══ Records provided

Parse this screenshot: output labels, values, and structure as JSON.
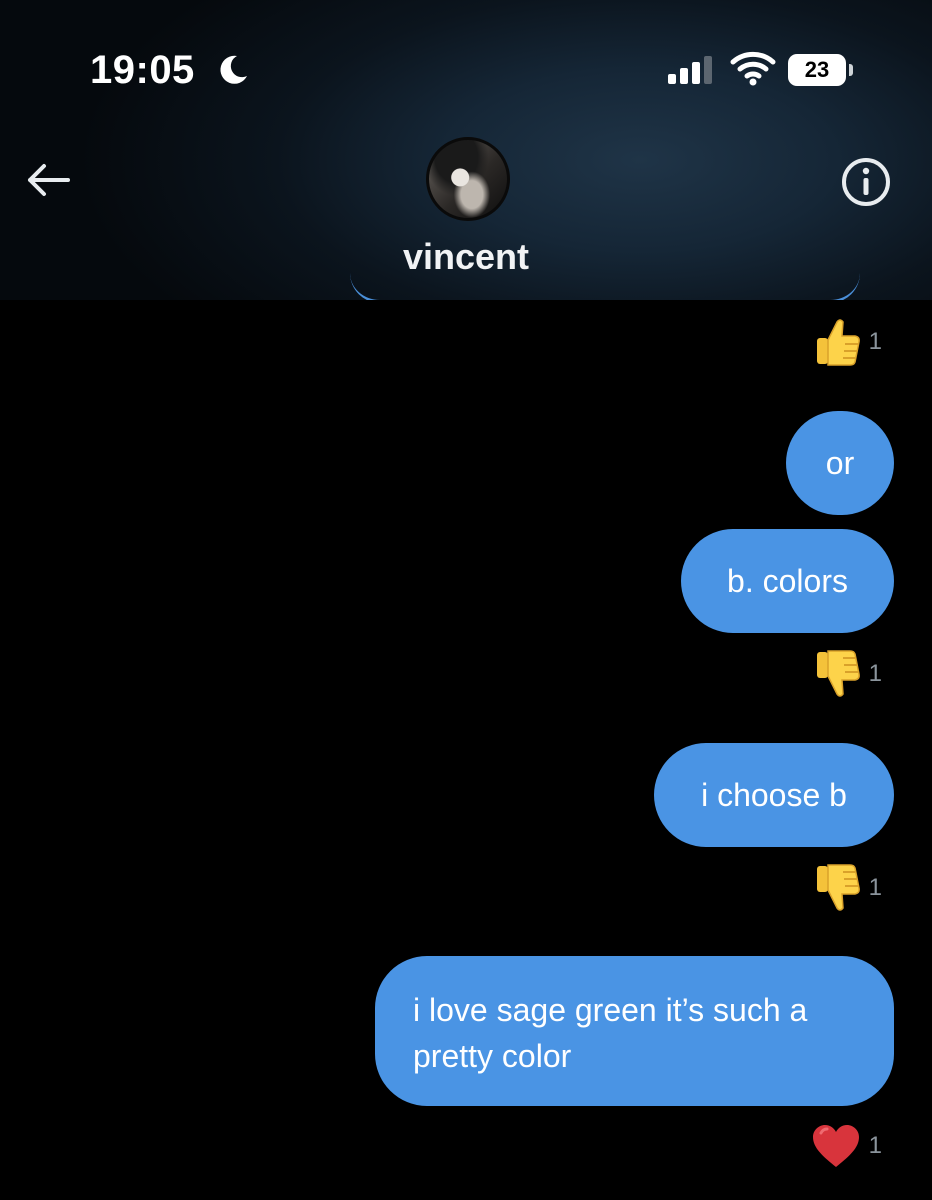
{
  "status_bar": {
    "time": "19:05",
    "battery_level": "23",
    "focus_icon": "moon-icon",
    "signal_icon": "cellular-signal-icon",
    "wifi_icon": "wifi-icon"
  },
  "header": {
    "contact_name": "vincent",
    "back_icon": "arrow-left-icon",
    "info_icon": "info-circle-icon"
  },
  "messages": [
    {
      "text": "or"
    },
    {
      "text": "b. colors",
      "reaction": {
        "icon": "thumbs-down-icon",
        "count": "1"
      }
    },
    {
      "text": "i choose b",
      "reaction": {
        "icon": "thumbs-down-icon",
        "count": "1"
      }
    },
    {
      "text": "i love sage green it’s such a pretty color",
      "reaction": {
        "icon": "heart-icon",
        "count": "1"
      }
    }
  ],
  "top_reaction": {
    "icon": "thumbs-up-icon",
    "count": "1"
  },
  "colors": {
    "bubble": "#4a94e4",
    "background": "#000000",
    "reaction_count": "#8b949c"
  }
}
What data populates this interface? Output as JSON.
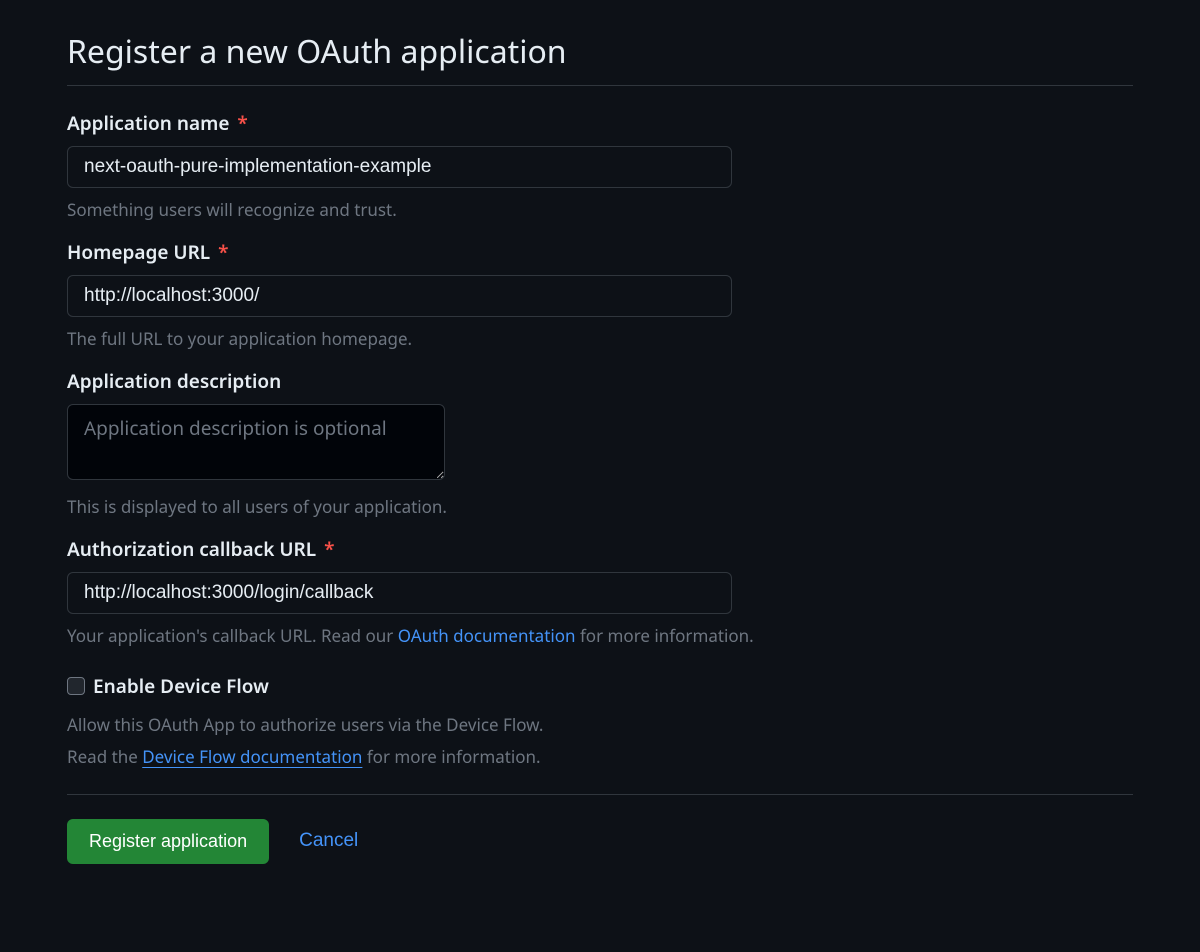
{
  "title": "Register a new OAuth application",
  "fields": {
    "app_name": {
      "label": "Application name",
      "value": "next-oauth-pure-implementation-example",
      "hint": "Something users will recognize and trust."
    },
    "homepage_url": {
      "label": "Homepage URL",
      "value": "http://localhost:3000/",
      "hint": "The full URL to your application homepage."
    },
    "app_description": {
      "label": "Application description",
      "placeholder": "Application description is optional",
      "value": "",
      "hint": "This is displayed to all users of your application."
    },
    "callback_url": {
      "label": "Authorization callback URL",
      "value": "http://localhost:3000/login/callback",
      "hint_prefix": "Your application's callback URL. Read our ",
      "hint_link": "OAuth documentation",
      "hint_suffix": " for more information."
    },
    "device_flow": {
      "label": "Enable Device Flow",
      "line1": "Allow this OAuth App to authorize users via the Device Flow.",
      "line2_prefix": "Read the ",
      "line2_link": "Device Flow documentation",
      "line2_suffix": " for more information."
    }
  },
  "buttons": {
    "register": "Register application",
    "cancel": "Cancel"
  },
  "required_marker": "*"
}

════

Exercise details: Repeat the entries exactly. Pictures are excluded from the copy.

Task response:
Parse this screenshot: output labels, values, and structure as JSON.
{
  "status_bar": {
    "time": "19:05",
    "battery_level": "23",
    "focus_icon": "moon-icon",
    "signal_icon": "cellular-signal-icon",
    "wifi_icon": "wifi-icon"
  },
  "header": {
    "contact_name": "vincent",
    "back_icon": "arrow-left-icon",
    "info_icon": "info-circle-icon"
  },
  "messages": [
    {
      "text": "or"
    },
    {
      "text": "b. colors",
      "reaction": {
        "icon": "thumbs-down-icon",
        "count": "1"
      }
    },
    {
      "text": "i choose b",
      "reaction": {
        "icon": "thumbs-down-icon",
        "count": "1"
      }
    },
    {
      "text": "i love sage green it’s such a pretty color",
      "reaction": {
        "icon": "heart-icon",
        "count": "1"
      }
    }
  ],
  "top_reaction": {
    "icon": "thumbs-up-icon",
    "count": "1"
  },
  "colors": {
    "bubble": "#4a94e4",
    "background": "#000000",
    "reaction_count": "#8b949c"
  }
}
What data populates this interface? Output as JSON.
{
  "title": "Register a new OAuth application",
  "fields": {
    "app_name": {
      "label": "Application name",
      "value": "next-oauth-pure-implementation-example",
      "hint": "Something users will recognize and trust."
    },
    "homepage_url": {
      "label": "Homepage URL",
      "value": "http://localhost:3000/",
      "hint": "The full URL to your application homepage."
    },
    "app_description": {
      "label": "Application description",
      "placeholder": "Application description is optional",
      "value": "",
      "hint": "This is displayed to all users of your application."
    },
    "callback_url": {
      "label": "Authorization callback URL",
      "value": "http://localhost:3000/login/callback",
      "hint_prefix": "Your application's callback URL. Read our ",
      "hint_link": "OAuth documentation",
      "hint_suffix": " for more information."
    },
    "device_flow": {
      "label": "Enable Device Flow",
      "line1": "Allow this OAuth App to authorize users via the Device Flow.",
      "line2_prefix": "Read the ",
      "line2_link": "Device Flow documentation",
      "line2_suffix": " for more information."
    }
  },
  "buttons": {
    "register": "Register application",
    "cancel": "Cancel"
  },
  "required_marker": "*"
}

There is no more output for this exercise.